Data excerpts
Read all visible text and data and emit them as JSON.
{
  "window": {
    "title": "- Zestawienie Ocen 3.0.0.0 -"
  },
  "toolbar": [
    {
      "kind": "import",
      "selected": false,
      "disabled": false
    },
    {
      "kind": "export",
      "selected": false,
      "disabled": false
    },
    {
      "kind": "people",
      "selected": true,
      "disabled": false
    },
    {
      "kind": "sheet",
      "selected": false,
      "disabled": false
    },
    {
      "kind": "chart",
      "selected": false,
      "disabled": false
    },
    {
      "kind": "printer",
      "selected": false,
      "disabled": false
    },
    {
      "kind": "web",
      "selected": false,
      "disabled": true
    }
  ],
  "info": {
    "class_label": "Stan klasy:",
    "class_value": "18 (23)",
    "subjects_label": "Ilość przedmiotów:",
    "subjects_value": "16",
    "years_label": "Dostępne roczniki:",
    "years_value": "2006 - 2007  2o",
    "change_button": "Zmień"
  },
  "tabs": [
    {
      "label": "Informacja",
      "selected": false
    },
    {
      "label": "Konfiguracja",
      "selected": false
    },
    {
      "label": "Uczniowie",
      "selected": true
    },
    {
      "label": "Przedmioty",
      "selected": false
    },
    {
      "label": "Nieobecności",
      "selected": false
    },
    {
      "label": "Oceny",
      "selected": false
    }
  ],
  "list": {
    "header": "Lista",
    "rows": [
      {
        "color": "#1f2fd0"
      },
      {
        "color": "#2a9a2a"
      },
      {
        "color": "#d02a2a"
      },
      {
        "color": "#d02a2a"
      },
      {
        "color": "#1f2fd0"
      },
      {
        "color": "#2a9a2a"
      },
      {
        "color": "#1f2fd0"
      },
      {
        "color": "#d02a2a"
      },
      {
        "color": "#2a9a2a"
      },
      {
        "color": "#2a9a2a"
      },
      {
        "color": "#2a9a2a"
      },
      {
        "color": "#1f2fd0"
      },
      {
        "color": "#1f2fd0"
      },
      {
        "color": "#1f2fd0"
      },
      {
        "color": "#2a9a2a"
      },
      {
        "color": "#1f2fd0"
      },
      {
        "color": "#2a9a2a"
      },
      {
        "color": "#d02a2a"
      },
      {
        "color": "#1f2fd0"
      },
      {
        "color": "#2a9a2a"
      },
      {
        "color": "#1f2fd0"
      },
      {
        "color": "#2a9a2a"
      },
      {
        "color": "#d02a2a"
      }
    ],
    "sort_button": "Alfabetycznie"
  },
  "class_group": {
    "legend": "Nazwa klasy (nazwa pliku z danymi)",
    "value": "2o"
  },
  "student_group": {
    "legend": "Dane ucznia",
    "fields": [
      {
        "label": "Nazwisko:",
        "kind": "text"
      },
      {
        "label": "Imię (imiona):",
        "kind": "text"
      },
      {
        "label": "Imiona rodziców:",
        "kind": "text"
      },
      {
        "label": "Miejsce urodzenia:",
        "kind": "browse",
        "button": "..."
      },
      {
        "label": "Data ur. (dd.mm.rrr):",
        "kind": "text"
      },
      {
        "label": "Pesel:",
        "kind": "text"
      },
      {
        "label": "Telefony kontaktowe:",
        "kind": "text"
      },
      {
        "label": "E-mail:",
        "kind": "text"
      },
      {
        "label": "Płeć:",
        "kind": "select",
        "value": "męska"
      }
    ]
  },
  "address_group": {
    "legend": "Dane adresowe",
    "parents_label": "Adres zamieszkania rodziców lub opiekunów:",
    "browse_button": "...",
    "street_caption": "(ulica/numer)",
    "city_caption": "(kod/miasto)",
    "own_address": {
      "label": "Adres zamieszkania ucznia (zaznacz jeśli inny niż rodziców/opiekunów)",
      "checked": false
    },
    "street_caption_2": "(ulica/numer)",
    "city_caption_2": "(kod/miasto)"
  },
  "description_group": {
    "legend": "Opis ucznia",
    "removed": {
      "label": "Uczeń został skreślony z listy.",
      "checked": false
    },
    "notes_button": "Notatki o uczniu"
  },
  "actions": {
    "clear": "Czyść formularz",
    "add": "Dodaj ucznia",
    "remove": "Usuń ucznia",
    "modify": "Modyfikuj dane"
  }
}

• What is asked: Repeat back the data above, exact to the last character.

• Correct result:
Read all visible text and data and emit them as JSON.
{
  "window": {
    "title": "- Zestawienie Ocen 3.0.0.0 -"
  },
  "toolbar": [
    {
      "kind": "import",
      "selected": false,
      "disabled": false
    },
    {
      "kind": "export",
      "selected": false,
      "disabled": false
    },
    {
      "kind": "people",
      "selected": true,
      "disabled": false
    },
    {
      "kind": "sheet",
      "selected": false,
      "disabled": false
    },
    {
      "kind": "chart",
      "selected": false,
      "disabled": false
    },
    {
      "kind": "printer",
      "selected": false,
      "disabled": false
    },
    {
      "kind": "web",
      "selected": false,
      "disabled": true
    }
  ],
  "info": {
    "class_label": "Stan klasy:",
    "class_value": "18 (23)",
    "subjects_label": "Ilość przedmiotów:",
    "subjects_value": "16",
    "years_label": "Dostępne roczniki:",
    "years_value": "2006 - 2007  2o",
    "change_button": "Zmień"
  },
  "tabs": [
    {
      "label": "Informacja",
      "selected": false
    },
    {
      "label": "Konfiguracja",
      "selected": false
    },
    {
      "label": "Uczniowie",
      "selected": true
    },
    {
      "label": "Przedmioty",
      "selected": false
    },
    {
      "label": "Nieobecności",
      "selected": false
    },
    {
      "label": "Oceny",
      "selected": false
    }
  ],
  "list": {
    "header": "Lista",
    "rows": [
      {
        "color": "#1f2fd0"
      },
      {
        "color": "#2a9a2a"
      },
      {
        "color": "#d02a2a"
      },
      {
        "color": "#d02a2a"
      },
      {
        "color": "#1f2fd0"
      },
      {
        "color": "#2a9a2a"
      },
      {
        "color": "#1f2fd0"
      },
      {
        "color": "#d02a2a"
      },
      {
        "color": "#2a9a2a"
      },
      {
        "color": "#2a9a2a"
      },
      {
        "color": "#2a9a2a"
      },
      {
        "color": "#1f2fd0"
      },
      {
        "color": "#1f2fd0"
      },
      {
        "color": "#1f2fd0"
      },
      {
        "color": "#2a9a2a"
      },
      {
        "color": "#1f2fd0"
      },
      {
        "color": "#2a9a2a"
      },
      {
        "color": "#d02a2a"
      },
      {
        "color": "#1f2fd0"
      },
      {
        "color": "#2a9a2a"
      },
      {
        "color": "#1f2fd0"
      },
      {
        "color": "#2a9a2a"
      },
      {
        "color": "#d02a2a"
      }
    ],
    "sort_button": "Alfabetycznie"
  },
  "class_group": {
    "legend": "Nazwa klasy (nazwa pliku z danymi)",
    "value": "2o"
  },
  "student_group": {
    "legend": "Dane ucznia",
    "fields": [
      {
        "label": "Nazwisko:",
        "kind": "text"
      },
      {
        "label": "Imię (imiona):",
        "kind": "text"
      },
      {
        "label": "Imiona rodziców:",
        "kind": "text"
      },
      {
        "label": "Miejsce urodzenia:",
        "kind": "browse",
        "button": "..."
      },
      {
        "label": "Data ur. (dd.mm.rrr):",
        "kind": "text"
      },
      {
        "label": "Pesel:",
        "kind": "text"
      },
      {
        "label": "Telefony kontaktowe:",
        "kind": "text"
      },
      {
        "label": "E-mail:",
        "kind": "text"
      },
      {
        "label": "Płeć:",
        "kind": "select",
        "value": "męska"
      }
    ]
  },
  "address_group": {
    "legend": "Dane adresowe",
    "parents_label": "Adres zamieszkania rodziców lub opiekunów:",
    "browse_button": "...",
    "street_caption": "(ulica/numer)",
    "city_caption": "(kod/miasto)",
    "own_address": {
      "label": "Adres zamieszkania ucznia (zaznacz jeśli inny niż rodziców/opiekunów)",
      "checked": false
    },
    "street_caption_2": "(ulica/numer)",
    "city_caption_2": "(kod/miasto)"
  },
  "description_group": {
    "legend": "Opis ucznia",
    "removed": {
      "label": "Uczeń został skreślony z listy.",
      "checked": false
    },
    "notes_button": "Notatki o uczniu"
  },
  "actions": {
    "clear": "Czyść formularz",
    "add": "Dodaj ucznia",
    "remove": "Usuń ucznia",
    "modify": "Modyfikuj dane"
  }
}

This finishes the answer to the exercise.